>> START Input rows

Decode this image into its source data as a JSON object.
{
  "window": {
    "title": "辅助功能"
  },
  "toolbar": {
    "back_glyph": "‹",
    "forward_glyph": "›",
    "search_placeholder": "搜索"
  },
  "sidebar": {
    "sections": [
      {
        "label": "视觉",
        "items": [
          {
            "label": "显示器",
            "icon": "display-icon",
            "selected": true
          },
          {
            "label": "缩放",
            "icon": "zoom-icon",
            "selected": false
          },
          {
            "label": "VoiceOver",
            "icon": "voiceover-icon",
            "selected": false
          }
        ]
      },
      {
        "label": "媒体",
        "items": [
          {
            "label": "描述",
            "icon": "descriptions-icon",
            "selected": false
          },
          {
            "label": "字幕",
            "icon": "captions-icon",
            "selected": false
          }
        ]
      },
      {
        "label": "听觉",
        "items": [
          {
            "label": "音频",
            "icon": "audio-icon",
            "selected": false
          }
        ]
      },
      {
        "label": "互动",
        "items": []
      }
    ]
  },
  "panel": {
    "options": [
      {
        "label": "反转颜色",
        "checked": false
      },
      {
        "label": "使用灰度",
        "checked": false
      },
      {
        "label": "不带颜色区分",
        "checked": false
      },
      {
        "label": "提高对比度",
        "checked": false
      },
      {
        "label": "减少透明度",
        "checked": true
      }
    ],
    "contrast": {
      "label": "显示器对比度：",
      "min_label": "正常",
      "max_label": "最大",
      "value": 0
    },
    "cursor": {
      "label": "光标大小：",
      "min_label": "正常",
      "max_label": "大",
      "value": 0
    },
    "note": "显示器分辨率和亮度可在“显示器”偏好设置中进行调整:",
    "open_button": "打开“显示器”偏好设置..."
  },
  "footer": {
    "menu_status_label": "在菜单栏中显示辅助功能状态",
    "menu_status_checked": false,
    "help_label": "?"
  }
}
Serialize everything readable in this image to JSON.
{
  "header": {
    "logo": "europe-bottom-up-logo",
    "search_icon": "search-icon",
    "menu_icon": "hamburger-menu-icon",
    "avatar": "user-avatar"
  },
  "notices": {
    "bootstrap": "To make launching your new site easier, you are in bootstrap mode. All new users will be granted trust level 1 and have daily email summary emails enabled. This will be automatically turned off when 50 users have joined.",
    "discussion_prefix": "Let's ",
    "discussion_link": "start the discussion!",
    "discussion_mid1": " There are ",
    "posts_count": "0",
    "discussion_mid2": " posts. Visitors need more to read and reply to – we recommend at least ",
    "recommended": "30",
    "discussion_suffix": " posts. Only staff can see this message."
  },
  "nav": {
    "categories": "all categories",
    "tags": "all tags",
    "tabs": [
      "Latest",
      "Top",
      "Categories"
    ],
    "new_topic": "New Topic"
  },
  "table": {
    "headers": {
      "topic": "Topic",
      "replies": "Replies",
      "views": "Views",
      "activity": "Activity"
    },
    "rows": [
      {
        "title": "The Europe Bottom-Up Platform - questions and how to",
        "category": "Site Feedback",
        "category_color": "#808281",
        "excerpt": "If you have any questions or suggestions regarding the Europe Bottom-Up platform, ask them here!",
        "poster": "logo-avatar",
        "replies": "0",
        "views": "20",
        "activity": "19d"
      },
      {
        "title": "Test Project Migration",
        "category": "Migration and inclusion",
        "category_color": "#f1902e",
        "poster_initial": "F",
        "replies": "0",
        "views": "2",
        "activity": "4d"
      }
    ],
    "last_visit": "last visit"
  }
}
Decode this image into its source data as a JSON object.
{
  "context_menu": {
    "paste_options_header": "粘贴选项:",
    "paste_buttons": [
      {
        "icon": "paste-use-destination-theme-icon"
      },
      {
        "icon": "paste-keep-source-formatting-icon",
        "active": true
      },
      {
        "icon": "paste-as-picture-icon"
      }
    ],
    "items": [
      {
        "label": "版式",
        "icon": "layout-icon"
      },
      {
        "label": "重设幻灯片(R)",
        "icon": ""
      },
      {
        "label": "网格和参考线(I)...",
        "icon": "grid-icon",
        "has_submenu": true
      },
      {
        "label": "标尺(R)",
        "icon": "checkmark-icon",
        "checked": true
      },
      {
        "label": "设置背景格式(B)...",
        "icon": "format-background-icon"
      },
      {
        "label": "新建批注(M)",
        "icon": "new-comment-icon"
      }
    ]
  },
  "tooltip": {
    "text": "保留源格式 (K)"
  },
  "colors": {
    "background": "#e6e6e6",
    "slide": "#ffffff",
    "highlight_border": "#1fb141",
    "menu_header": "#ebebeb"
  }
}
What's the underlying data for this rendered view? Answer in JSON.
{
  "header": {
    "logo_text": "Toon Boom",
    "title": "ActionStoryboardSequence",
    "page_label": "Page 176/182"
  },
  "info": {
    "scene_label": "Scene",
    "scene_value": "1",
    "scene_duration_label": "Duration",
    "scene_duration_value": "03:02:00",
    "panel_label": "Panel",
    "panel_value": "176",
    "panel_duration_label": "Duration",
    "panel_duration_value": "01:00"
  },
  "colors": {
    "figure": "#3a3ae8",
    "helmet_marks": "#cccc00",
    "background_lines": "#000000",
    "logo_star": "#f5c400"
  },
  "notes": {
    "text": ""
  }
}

>> END Input rows

== Requirements ==
Print the whole listing again, exactly.

== Exercise solution ==
Decode this image into its source data as a JSON object.
{
  "window": {
    "title": "辅助功能"
  },
  "toolbar": {
    "back_glyph": "‹",
    "forward_glyph": "›",
    "search_placeholder": "搜索"
  },
  "sidebar": {
    "sections": [
      {
        "label": "视觉",
        "items": [
          {
            "label": "显示器",
            "icon": "display-icon",
            "selected": true
          },
          {
            "label": "缩放",
            "icon": "zoom-icon",
            "selected": false
          },
          {
            "label": "VoiceOver",
            "icon": "voiceover-icon",
            "selected": false
          }
        ]
      },
      {
        "label": "媒体",
        "items": [
          {
            "label": "描述",
            "icon": "descriptions-icon",
            "selected": false
          },
          {
            "label": "字幕",
            "icon": "captions-icon",
            "selected": false
          }
        ]
      },
      {
        "label": "听觉",
        "items": [
          {
            "label": "音频",
            "icon": "audio-icon",
            "selected": false
          }
        ]
      },
      {
        "label": "互动",
        "items": []
      }
    ]
  },
  "panel": {
    "options": [
      {
        "label": "反转颜色",
        "checked": false
      },
      {
        "label": "使用灰度",
        "checked": false
      },
      {
        "label": "不带颜色区分",
        "checked": false
      },
      {
        "label": "提高对比度",
        "checked": false
      },
      {
        "label": "减少透明度",
        "checked": true
      }
    ],
    "contrast": {
      "label": "显示器对比度：",
      "min_label": "正常",
      "max_label": "最大",
      "value": 0
    },
    "cursor": {
      "label": "光标大小：",
      "min_label": "正常",
      "max_label": "大",
      "value": 0
    },
    "note": "显示器分辨率和亮度可在“显示器”偏好设置中进行调整:",
    "open_button": "打开“显示器”偏好设置..."
  },
  "footer": {
    "menu_status_label": "在菜单栏中显示辅助功能状态",
    "menu_status_checked": false,
    "help_label": "?"
  }
}
Serialize everything readable in this image to JSON.
{
  "header": {
    "logo": "europe-bottom-up-logo",
    "search_icon": "search-icon",
    "menu_icon": "hamburger-menu-icon",
    "avatar": "user-avatar"
  },
  "notices": {
    "bootstrap": "To make launching your new site easier, you are in bootstrap mode. All new users will be granted trust level 1 and have daily email summary emails enabled. This will be automatically turned off when 50 users have joined.",
    "discussion_prefix": "Let's ",
    "discussion_link": "start the discussion!",
    "discussion_mid1": " There are ",
    "posts_count": "0",
    "discussion_mid2": " posts. Visitors need more to read and reply to – we recommend at least ",
    "recommended": "30",
    "discussion_suffix": " posts. Only staff can see this message."
  },
  "nav": {
    "categories": "all categories",
    "tags": "all tags",
    "tabs": [
      "Latest",
      "Top",
      "Categories"
    ],
    "new_topic": "New Topic"
  },
  "table": {
    "headers": {
      "topic": "Topic",
      "replies": "Replies",
      "views": "Views",
      "activity": "Activity"
    },
    "rows": [
      {
        "title": "The Europe Bottom-Up Platform - questions and how to",
        "category": "Site Feedback",
        "category_color": "#808281",
        "excerpt": "If you have any questions or suggestions regarding the Europe Bottom-Up platform, ask them here!",
        "poster": "logo-avatar",
        "replies": "0",
        "views": "20",
        "activity": "19d"
      },
      {
        "title": "Test Project Migration",
        "category": "Migration and inclusion",
        "category_color": "#f1902e",
        "poster_initial": "F",
        "replies": "0",
        "views": "2",
        "activity": "4d"
      }
    ],
    "last_visit": "last visit"
  }
}
Decode this image into its source data as a JSON object.
{
  "context_menu": {
    "paste_options_header": "粘贴选项:",
    "paste_buttons": [
      {
        "icon": "paste-use-destination-theme-icon"
      },
      {
        "icon": "paste-keep-source-formatting-icon",
        "active": true
      },
      {
        "icon": "paste-as-picture-icon"
      }
    ],
    "items": [
      {
        "label": "版式",
        "icon": "layout-icon"
      },
      {
        "label": "重设幻灯片(R)",
        "icon": ""
      },
      {
        "label": "网格和参考线(I)...",
        "icon": "grid-icon",
        "has_submenu": true
      },
      {
        "label": "标尺(R)",
        "icon": "checkmark-icon",
        "checked": true
      },
      {
        "label": "设置背景格式(B)...",
        "icon": "format-background-icon"
      },
      {
        "label": "新建批注(M)",
        "icon": "new-comment-icon"
      }
    ]
  },
  "tooltip": {
    "text": "保留源格式 (K)"
  },
  "colors": {
    "background": "#e6e6e6",
    "slide": "#ffffff",
    "highlight_border": "#1fb141",
    "menu_header": "#ebebeb"
  }
}
What's the underlying data for this rendered view? Answer in JSON.
{
  "header": {
    "logo_text": "Toon Boom",
    "title": "ActionStoryboardSequence",
    "page_label": "Page 176/182"
  },
  "info": {
    "scene_label": "Scene",
    "scene_value": "1",
    "scene_duration_label": "Duration",
    "scene_duration_value": "03:02:00",
    "panel_label": "Panel",
    "panel_value": "176",
    "panel_duration_label": "Duration",
    "panel_duration_value": "01:00"
  },
  "colors": {
    "figure": "#3a3ae8",
    "helmet_marks": "#cccc00",
    "background_lines": "#000000",
    "logo_star": "#f5c400"
  },
  "notes": {
    "text": ""
  }
}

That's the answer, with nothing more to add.